» Required task
Could you print every record below exactly as it appears?

» Records to process
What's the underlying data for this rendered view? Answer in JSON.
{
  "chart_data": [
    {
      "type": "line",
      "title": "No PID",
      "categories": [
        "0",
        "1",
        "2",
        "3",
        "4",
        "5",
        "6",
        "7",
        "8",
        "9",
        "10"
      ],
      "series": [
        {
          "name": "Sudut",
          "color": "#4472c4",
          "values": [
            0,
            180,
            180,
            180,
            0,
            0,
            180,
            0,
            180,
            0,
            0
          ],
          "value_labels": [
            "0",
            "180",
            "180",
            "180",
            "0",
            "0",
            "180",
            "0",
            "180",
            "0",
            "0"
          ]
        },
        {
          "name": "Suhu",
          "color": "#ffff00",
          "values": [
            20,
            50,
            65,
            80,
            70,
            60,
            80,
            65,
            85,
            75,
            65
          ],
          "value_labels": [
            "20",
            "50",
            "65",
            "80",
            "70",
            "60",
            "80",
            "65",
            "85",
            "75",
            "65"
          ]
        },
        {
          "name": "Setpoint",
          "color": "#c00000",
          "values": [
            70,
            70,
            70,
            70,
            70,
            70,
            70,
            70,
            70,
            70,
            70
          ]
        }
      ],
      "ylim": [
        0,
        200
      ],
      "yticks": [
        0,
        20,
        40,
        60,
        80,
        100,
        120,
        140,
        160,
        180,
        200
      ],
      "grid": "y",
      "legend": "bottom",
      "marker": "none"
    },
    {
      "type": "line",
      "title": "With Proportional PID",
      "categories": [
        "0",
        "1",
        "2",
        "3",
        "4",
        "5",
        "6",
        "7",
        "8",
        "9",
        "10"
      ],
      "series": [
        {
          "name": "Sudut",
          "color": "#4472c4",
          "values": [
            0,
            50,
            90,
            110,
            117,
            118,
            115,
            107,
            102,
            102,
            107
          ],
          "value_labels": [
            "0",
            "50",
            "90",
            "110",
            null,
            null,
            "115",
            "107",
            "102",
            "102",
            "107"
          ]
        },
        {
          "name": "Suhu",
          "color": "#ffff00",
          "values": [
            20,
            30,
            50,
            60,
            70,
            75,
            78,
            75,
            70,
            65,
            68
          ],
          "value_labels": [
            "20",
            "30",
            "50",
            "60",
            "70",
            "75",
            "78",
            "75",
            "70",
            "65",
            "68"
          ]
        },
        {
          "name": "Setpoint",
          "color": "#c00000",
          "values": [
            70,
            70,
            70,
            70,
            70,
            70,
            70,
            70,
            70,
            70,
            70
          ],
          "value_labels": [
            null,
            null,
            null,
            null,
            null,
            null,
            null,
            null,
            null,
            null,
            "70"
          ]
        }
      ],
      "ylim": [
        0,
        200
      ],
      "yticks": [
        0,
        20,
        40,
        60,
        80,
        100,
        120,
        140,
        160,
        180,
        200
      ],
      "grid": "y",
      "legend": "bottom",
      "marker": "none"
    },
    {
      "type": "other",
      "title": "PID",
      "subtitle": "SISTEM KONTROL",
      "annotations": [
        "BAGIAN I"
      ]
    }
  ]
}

» Exercise output
What's the underlying data for this rendered view? Answer in JSON.
{
  "chart_data": [
    {
      "type": "line",
      "title": "No PID",
      "categories": [
        "0",
        "1",
        "2",
        "3",
        "4",
        "5",
        "6",
        "7",
        "8",
        "9",
        "10"
      ],
      "series": [
        {
          "name": "Sudut",
          "color": "#4472c4",
          "values": [
            0,
            180,
            180,
            180,
            0,
            0,
            180,
            0,
            180,
            0,
            0
          ],
          "value_labels": [
            "0",
            "180",
            "180",
            "180",
            "0",
            "0",
            "180",
            "0",
            "180",
            "0",
            "0"
          ]
        },
        {
          "name": "Suhu",
          "color": "#ffff00",
          "values": [
            20,
            50,
            65,
            80,
            70,
            60,
            80,
            65,
            85,
            75,
            65
          ],
          "value_labels": [
            "20",
            "50",
            "65",
            "80",
            "70",
            "60",
            "80",
            "65",
            "85",
            "75",
            "65"
          ]
        },
        {
          "name": "Setpoint",
          "color": "#c00000",
          "values": [
            70,
            70,
            70,
            70,
            70,
            70,
            70,
            70,
            70,
            70,
            70
          ]
        }
      ],
      "ylim": [
        0,
        200
      ],
      "yticks": [
        0,
        20,
        40,
        60,
        80,
        100,
        120,
        140,
        160,
        180,
        200
      ],
      "grid": "y",
      "legend": "bottom",
      "marker": "none"
    },
    {
      "type": "line",
      "title": "With Proportional PID",
      "categories": [
        "0",
        "1",
        "2",
        "3",
        "4",
        "5",
        "6",
        "7",
        "8",
        "9",
        "10"
      ],
      "series": [
        {
          "name": "Sudut",
          "color": "#4472c4",
          "values": [
            0,
            50,
            90,
            110,
            117,
            118,
            115,
            107,
            102,
            102,
            107
          ],
          "value_labels": [
            "0",
            "50",
            "90",
            "110",
            null,
            null,
            "115",
            "107",
            "102",
            "102",
            "107"
          ]
        },
        {
          "name": "Suhu",
          "color": "#ffff00",
          "values": [
            20,
            30,
            50,
            60,
            70,
            75,
            78,
            75,
            70,
            65,
            68
          ],
          "value_labels": [
            "20",
            "30",
            "50",
            "60",
            "70",
            "75",
            "78",
            "75",
            "70",
            "65",
            "68"
          ]
        },
        {
          "name": "Setpoint",
          "color": "#c00000",
          "values": [
            70,
            70,
            70,
            70,
            70,
            70,
            70,
            70,
            70,
            70,
            70
          ],
          "value_labels": [
            null,
            null,
            null,
            null,
            null,
            null,
            null,
            null,
            null,
            null,
            "70"
          ]
        }
      ],
      "ylim": [
        0,
        200
      ],
      "yticks": [
        0,
        20,
        40,
        60,
        80,
        100,
        120,
        140,
        160,
        180,
        200
      ],
      "grid": "y",
      "legend": "bottom",
      "marker": "none"
    },
    {
      "type": "other",
      "title": "PID",
      "subtitle": "SISTEM KONTROL",
      "annotations": [
        "BAGIAN I"
      ]
    }
  ]
}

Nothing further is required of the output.